▸ **REQUIRED TASK**: Pictures are not part of the copy; repeat everything else in the records exactly.

====== EXERCISE INPUTS ======

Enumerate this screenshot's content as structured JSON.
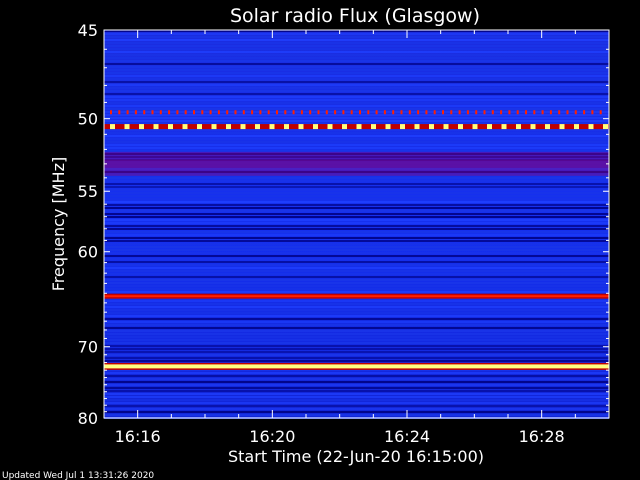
{
  "chart_data": {
    "type": "heatmap",
    "title": "Solar radio Flux (Glasgow)",
    "xlabel": "Start Time (22-Jun-20 16:15:00)",
    "ylabel": "Frequency [MHz]",
    "x_tick_labels": [
      "16:16",
      "16:20",
      "16:24",
      "16:28"
    ],
    "x_ticks_minutes_from_start": [
      1,
      5,
      9,
      13
    ],
    "x_range_minutes_from_start": [
      0,
      15
    ],
    "y_tick_labels": [
      "45",
      "50",
      "55",
      "60",
      "70",
      "80"
    ],
    "y_ticks_mhz": [
      45,
      50,
      55,
      60,
      70,
      80
    ],
    "y_range_mhz": [
      45,
      80
    ],
    "y_scale": "reciprocal",
    "colormap": [
      "#000080",
      "#1030ff",
      "#800080",
      "#c00000",
      "#ff2000",
      "#ffff80"
    ],
    "bands": [
      {
        "freq_mhz": 49.6,
        "intensity": 0.55,
        "pattern": "pulsed"
      },
      {
        "freq_mhz": 50.5,
        "intensity": 0.9,
        "pattern": "pulsed"
      },
      {
        "freq_mhz": 53.0,
        "intensity": 0.4,
        "pattern": "broad"
      },
      {
        "freq_mhz": 64.3,
        "intensity": 0.75,
        "pattern": "steady"
      },
      {
        "freq_mhz": 72.5,
        "intensity": 1.0,
        "pattern": "steady"
      }
    ],
    "footer": "Updated Wed Jul  1 13:31:26 2020"
  }
}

======

▸ **THE REPLY**:
Enumerate this screenshot's content as structured JSON.
{
  "chart_data": {
    "type": "heatmap",
    "title": "Solar radio Flux (Glasgow)",
    "xlabel": "Start Time (22-Jun-20 16:15:00)",
    "ylabel": "Frequency [MHz]",
    "x_tick_labels": [
      "16:16",
      "16:20",
      "16:24",
      "16:28"
    ],
    "x_ticks_minutes_from_start": [
      1,
      5,
      9,
      13
    ],
    "x_range_minutes_from_start": [
      0,
      15
    ],
    "y_tick_labels": [
      "45",
      "50",
      "55",
      "60",
      "70",
      "80"
    ],
    "y_ticks_mhz": [
      45,
      50,
      55,
      60,
      70,
      80
    ],
    "y_range_mhz": [
      45,
      80
    ],
    "y_scale": "reciprocal",
    "colormap": [
      "#000080",
      "#1030ff",
      "#800080",
      "#c00000",
      "#ff2000",
      "#ffff80"
    ],
    "bands": [
      {
        "freq_mhz": 49.6,
        "intensity": 0.55,
        "pattern": "pulsed"
      },
      {
        "freq_mhz": 50.5,
        "intensity": 0.9,
        "pattern": "pulsed"
      },
      {
        "freq_mhz": 53.0,
        "intensity": 0.4,
        "pattern": "broad"
      },
      {
        "freq_mhz": 64.3,
        "intensity": 0.75,
        "pattern": "steady"
      },
      {
        "freq_mhz": 72.5,
        "intensity": 1.0,
        "pattern": "steady"
      }
    ],
    "footer": "Updated Wed Jul  1 13:31:26 2020"
  }
}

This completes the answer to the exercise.